EXERCISE DIRECTIONS:
Make an exact copy of the entries below with the pictures removed.

RECORDS FOR PROCESSING:
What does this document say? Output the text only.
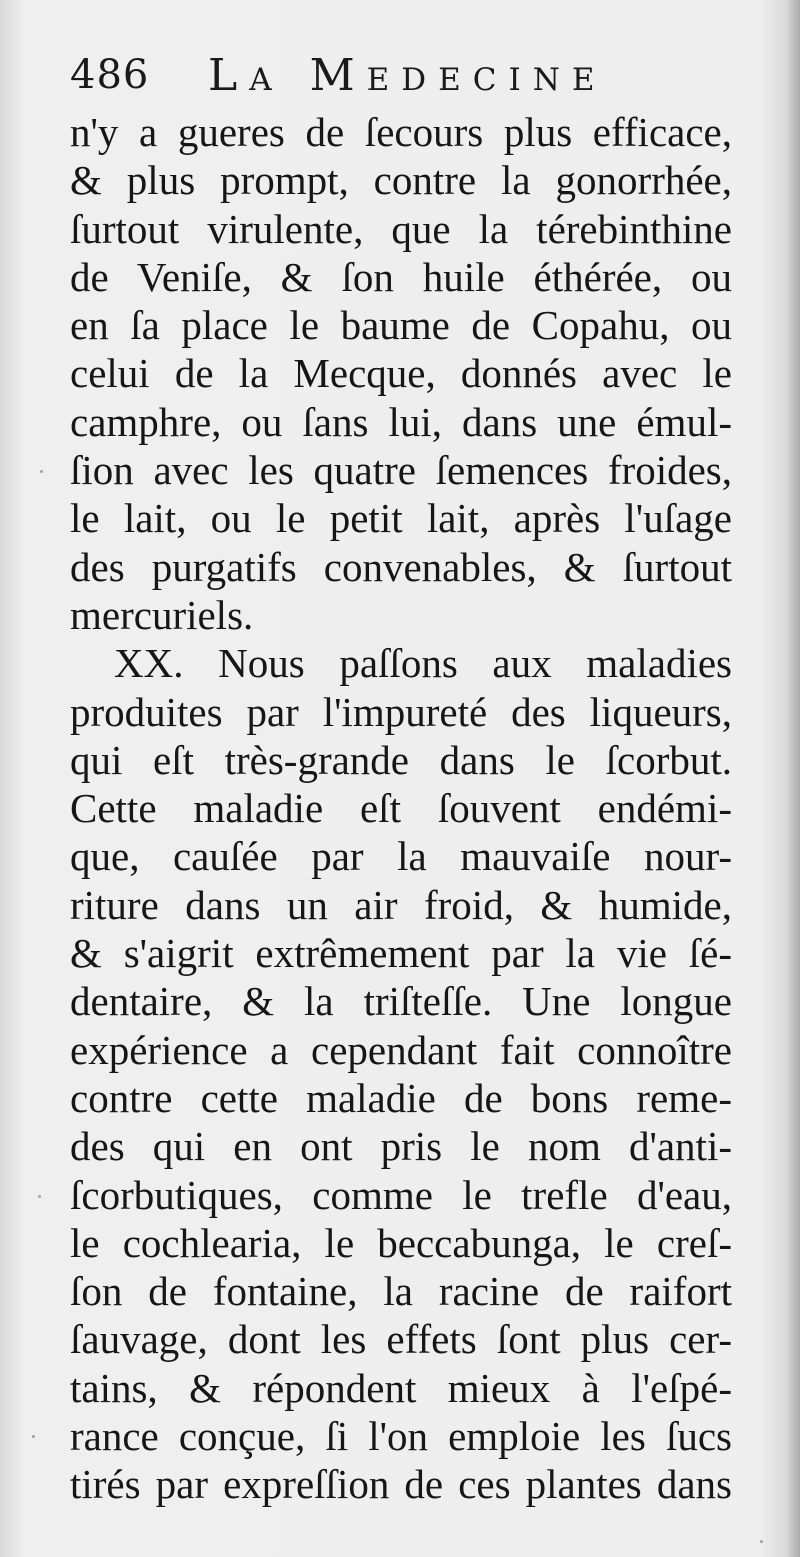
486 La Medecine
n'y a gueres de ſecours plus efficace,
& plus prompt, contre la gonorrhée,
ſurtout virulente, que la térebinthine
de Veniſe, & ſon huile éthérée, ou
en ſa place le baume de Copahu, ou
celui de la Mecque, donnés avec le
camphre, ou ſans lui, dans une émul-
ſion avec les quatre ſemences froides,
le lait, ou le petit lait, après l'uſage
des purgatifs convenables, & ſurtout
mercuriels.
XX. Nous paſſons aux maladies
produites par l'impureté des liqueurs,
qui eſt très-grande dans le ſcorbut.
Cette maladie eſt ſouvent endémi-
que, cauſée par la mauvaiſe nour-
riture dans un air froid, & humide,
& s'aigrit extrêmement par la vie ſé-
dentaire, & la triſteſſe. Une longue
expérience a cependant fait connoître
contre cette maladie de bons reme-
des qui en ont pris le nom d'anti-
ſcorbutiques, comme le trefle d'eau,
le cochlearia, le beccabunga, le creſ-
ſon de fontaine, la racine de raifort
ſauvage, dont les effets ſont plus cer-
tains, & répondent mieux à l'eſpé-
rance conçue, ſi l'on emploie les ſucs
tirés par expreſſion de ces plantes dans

RESULT OF THE TASK:
What does this document say? Output the text only.
486 La Medecine
n'y a gueres de ſecours plus efficace,
& plus prompt, contre la gonorrhée,
ſurtout virulente, que la térebinthine
de Veniſe, & ſon huile éthérée, ou
en ſa place le baume de Copahu, ou
celui de la Mecque, donnés avec le
camphre, ou ſans lui, dans une émul-
ſion avec les quatre ſemences froides,
le lait, ou le petit lait, après l'uſage
des purgatifs convenables, & ſurtout
mercuriels.
XX. Nous paſſons aux maladies
produites par l'impureté des liqueurs,
qui eſt très-grande dans le ſcorbut.
Cette maladie eſt ſouvent endémi-
que, cauſée par la mauvaiſe nour-
riture dans un air froid, & humide,
& s'aigrit extrêmement par la vie ſé-
dentaire, & la triſteſſe. Une longue
expérience a cependant fait connoître
contre cette maladie de bons reme-
des qui en ont pris le nom d'anti-
ſcorbutiques, comme le trefle d'eau,
le cochlearia, le beccabunga, le creſ-
ſon de fontaine, la racine de raifort
ſauvage, dont les effets ſont plus cer-
tains, & répondent mieux à l'eſpé-
rance conçue, ſi l'on emploie les ſucs
tirés par expreſſion de ces plantes dans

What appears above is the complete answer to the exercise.